Determine the number of lines that have the string "translation" in them, and give only that number.

╭──

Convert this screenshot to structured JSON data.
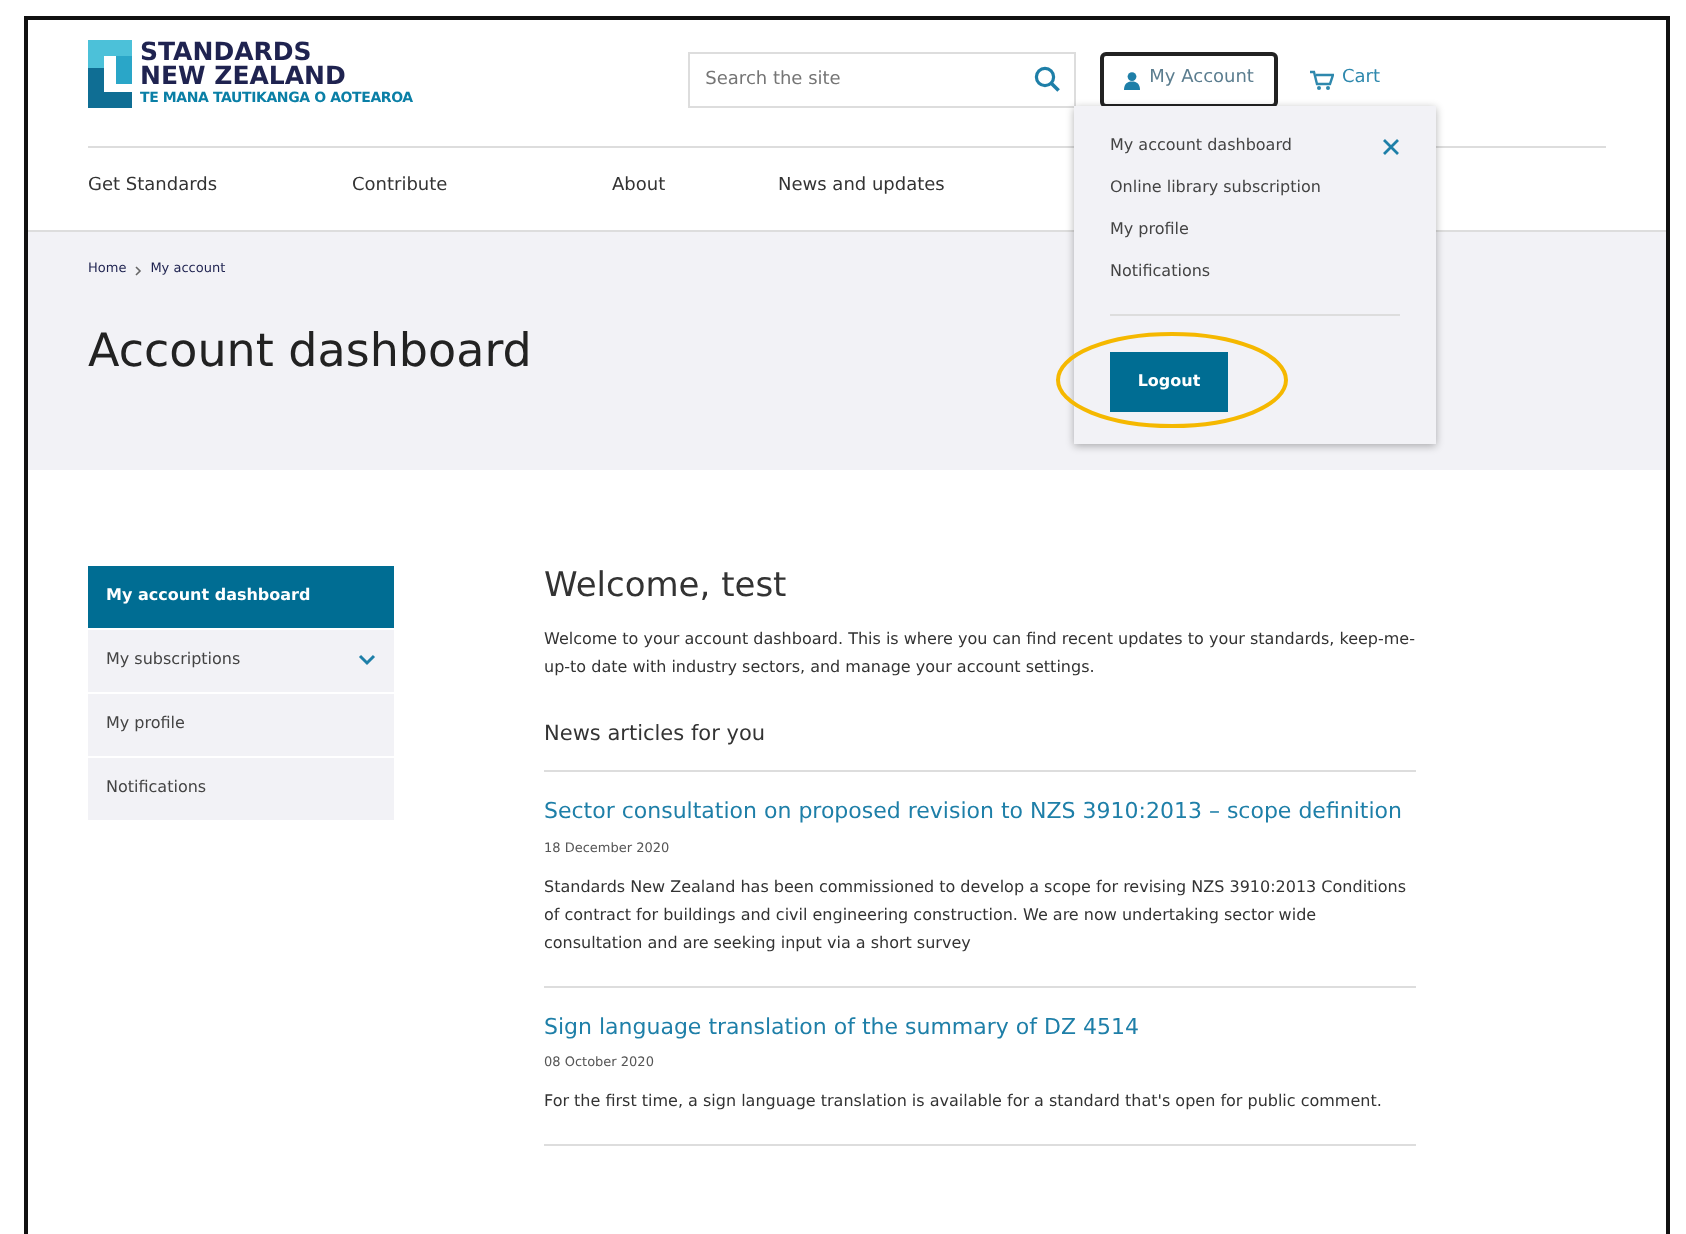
{
  "logo": {
    "line_1": "STANDARDS",
    "line_2": "NEW ZEALAND",
    "tagline": "TE MANA TAUTIKANGA O AOTEAROA"
  },
  "search": {
    "placeholder": "Search the site"
  },
  "account_button": {
    "label": "My Account"
  },
  "cart": {
    "label": "Cart"
  },
  "nav": [
    "Get Standards",
    "Contribute",
    "About",
    "News and updates"
  ],
  "account_menu": {
    "expanded": true,
    "items": [
      "My account dashboard",
      "Online library subscription",
      "My profile",
      "Notifications"
    ],
    "logout": "Logout",
    "logout_highlighted": true
  },
  "breadcrumb": [
    "Home",
    "My account"
  ],
  "page_title": "Account dashboard",
  "sidebar": {
    "items": [
      {
        "label": "My account dashboard",
        "selected": true,
        "expandable": false
      },
      {
        "label": "My subscriptions",
        "selected": false,
        "expandable": true
      },
      {
        "label": "My profile",
        "selected": false,
        "expandable": false
      },
      {
        "label": "Notifications",
        "selected": false,
        "expandable": false
      }
    ]
  },
  "welcome": {
    "heading": "Welcome, test",
    "text": "Welcome to your account dashboard. This is where you can find recent updates to your standards, keep-me-up-to date with industry sectors, and manage your account settings."
  },
  "news": {
    "heading": "News articles for you",
    "articles": [
      {
        "title": "Sector consultation on proposed revision to NZS 3910:2013 – scope definition",
        "date": "18 December 2020",
        "summary": "Standards New Zealand has been commissioned to develop a scope for revising NZS 3910:2013 Conditions of contract for buildings and civil engineering construction. We are now undertaking sector wide consultation and are seeking input via a short survey"
      },
      {
        "title": "Sign language translation of the summary of DZ 4514",
        "date": "08 October 2020",
        "summary": "For the first time, a sign language translation is available for a standard that's open for public comment."
      }
    ]
  }
}
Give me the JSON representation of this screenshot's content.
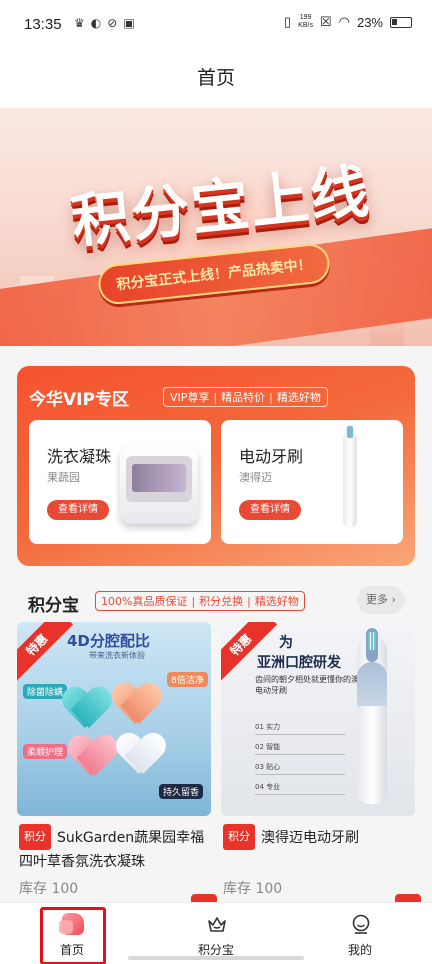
{
  "status_bar": {
    "time": "13:35",
    "net_speed_value": "199",
    "net_speed_unit": "KB/s",
    "battery": "23%"
  },
  "header": {
    "title": "首页"
  },
  "banner": {
    "headline": "积分宝上线",
    "subline": "积分宝正式上线！产品热卖中！"
  },
  "vip": {
    "title": "今华VIP专区",
    "tags": [
      "VIP尊享",
      "精品特价",
      "精选好物"
    ],
    "cards": [
      {
        "name": "洗衣凝珠",
        "brand": "果蔬园",
        "button": "查看详情"
      },
      {
        "name": "电动牙刷",
        "brand": "澳得迈",
        "button": "查看详情"
      }
    ]
  },
  "points_section": {
    "title": "积分宝",
    "tags": [
      "100%真品质保证",
      "积分兑换",
      "精选好物"
    ],
    "more": "更多"
  },
  "products": [
    {
      "hot_badge": "特惠",
      "image_headline": "4D分腔配比",
      "image_sub": "带来洗衣新体验",
      "image_tags": [
        "除菌除螨",
        "8倍洁净",
        "柔顺护理",
        "持久留香"
      ],
      "tag": "积分",
      "title": "SukGarden蔬果园幸福四叶草香氛洗衣凝珠",
      "stock": "库存 100"
    },
    {
      "hot_badge": "特惠",
      "image_headline_1": "为",
      "image_headline_2": "亚洲口腔研发",
      "image_text": "齿间的朝夕相处就更懂你的澳得迈电动牙刷",
      "image_features": [
        "01  实力",
        "02  智能",
        "03  贴心",
        "04  专业"
      ],
      "tag": "积分",
      "title": "澳得迈电动牙刷",
      "stock": "库存 100"
    }
  ],
  "tabbar": {
    "items": [
      {
        "label": "首页",
        "icon": "home-icon",
        "selected": true
      },
      {
        "label": "积分宝",
        "icon": "points-crown-icon"
      },
      {
        "label": "我的",
        "icon": "profile-icon"
      }
    ]
  },
  "colors": {
    "accent": "#e94a36",
    "selected_outline": "#e3111a"
  }
}
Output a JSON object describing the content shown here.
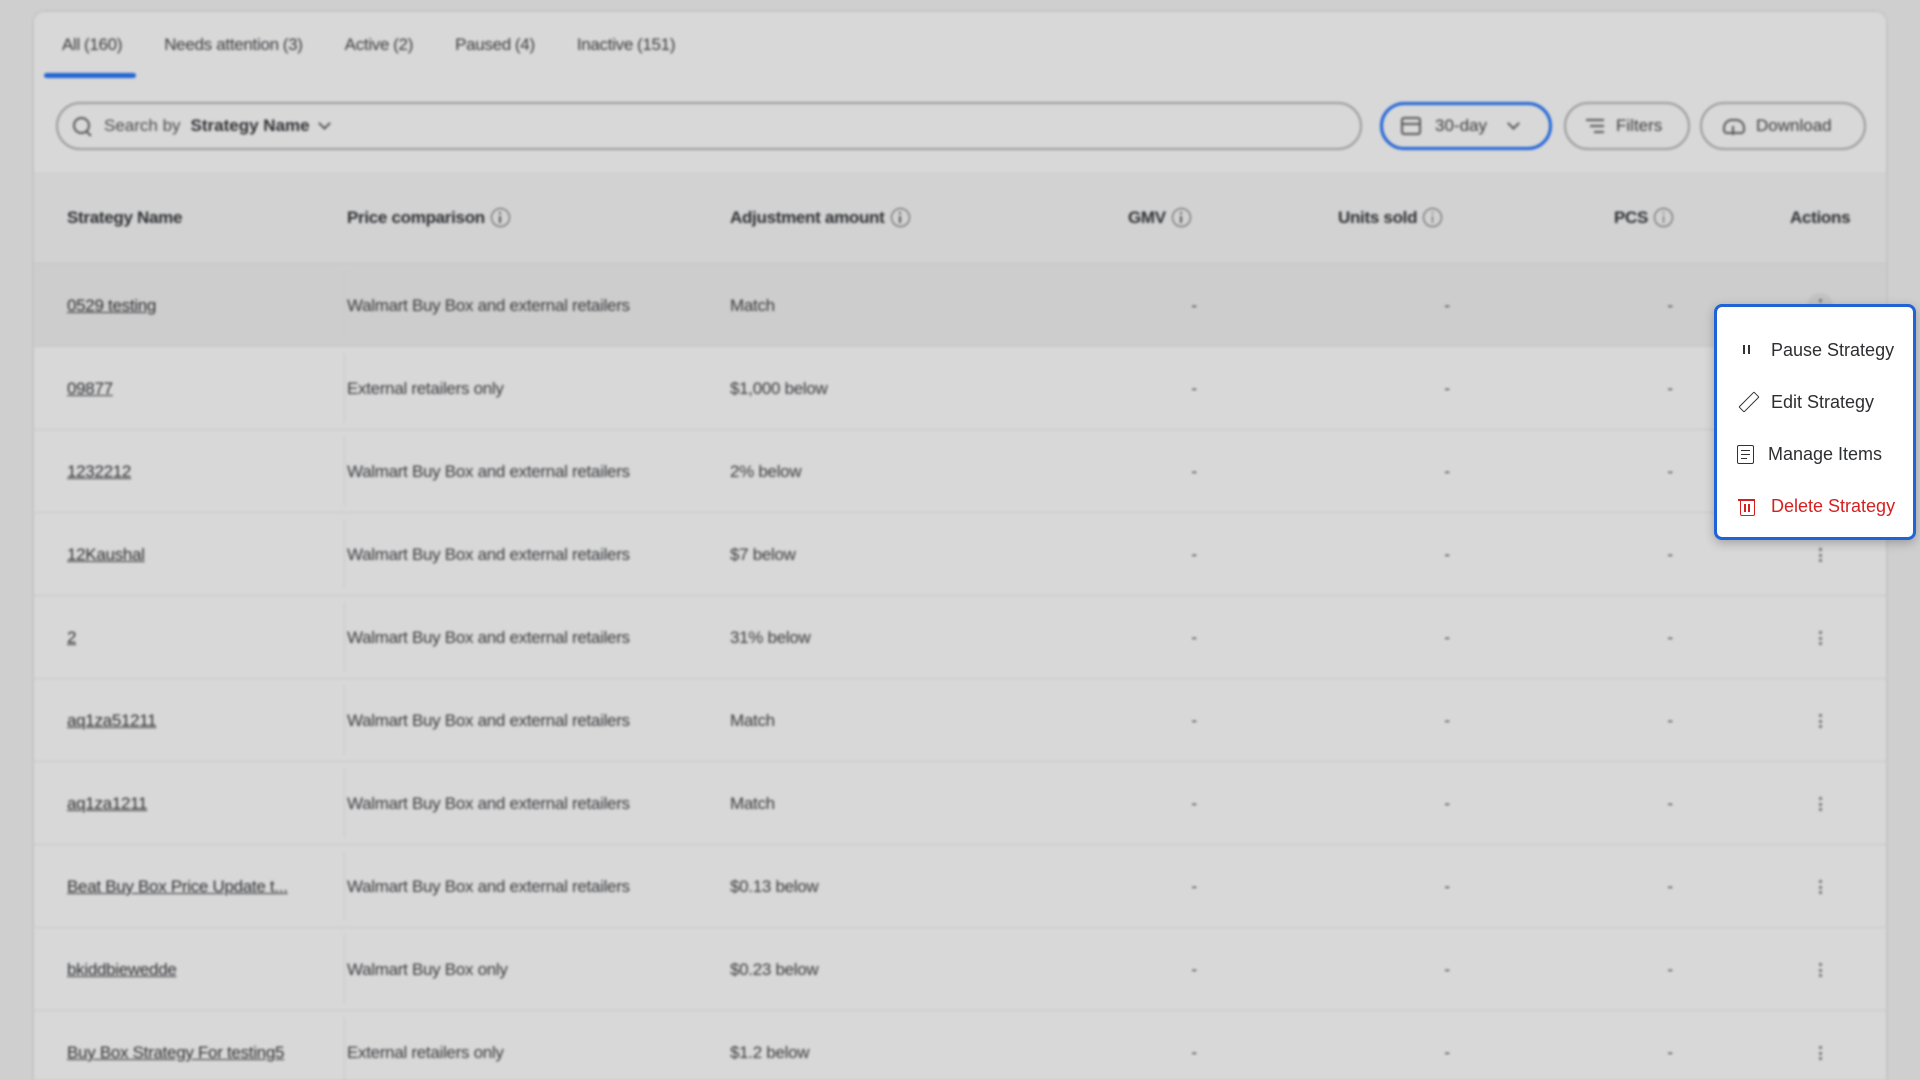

╰──

*PROBLEM SOLUTION*:
2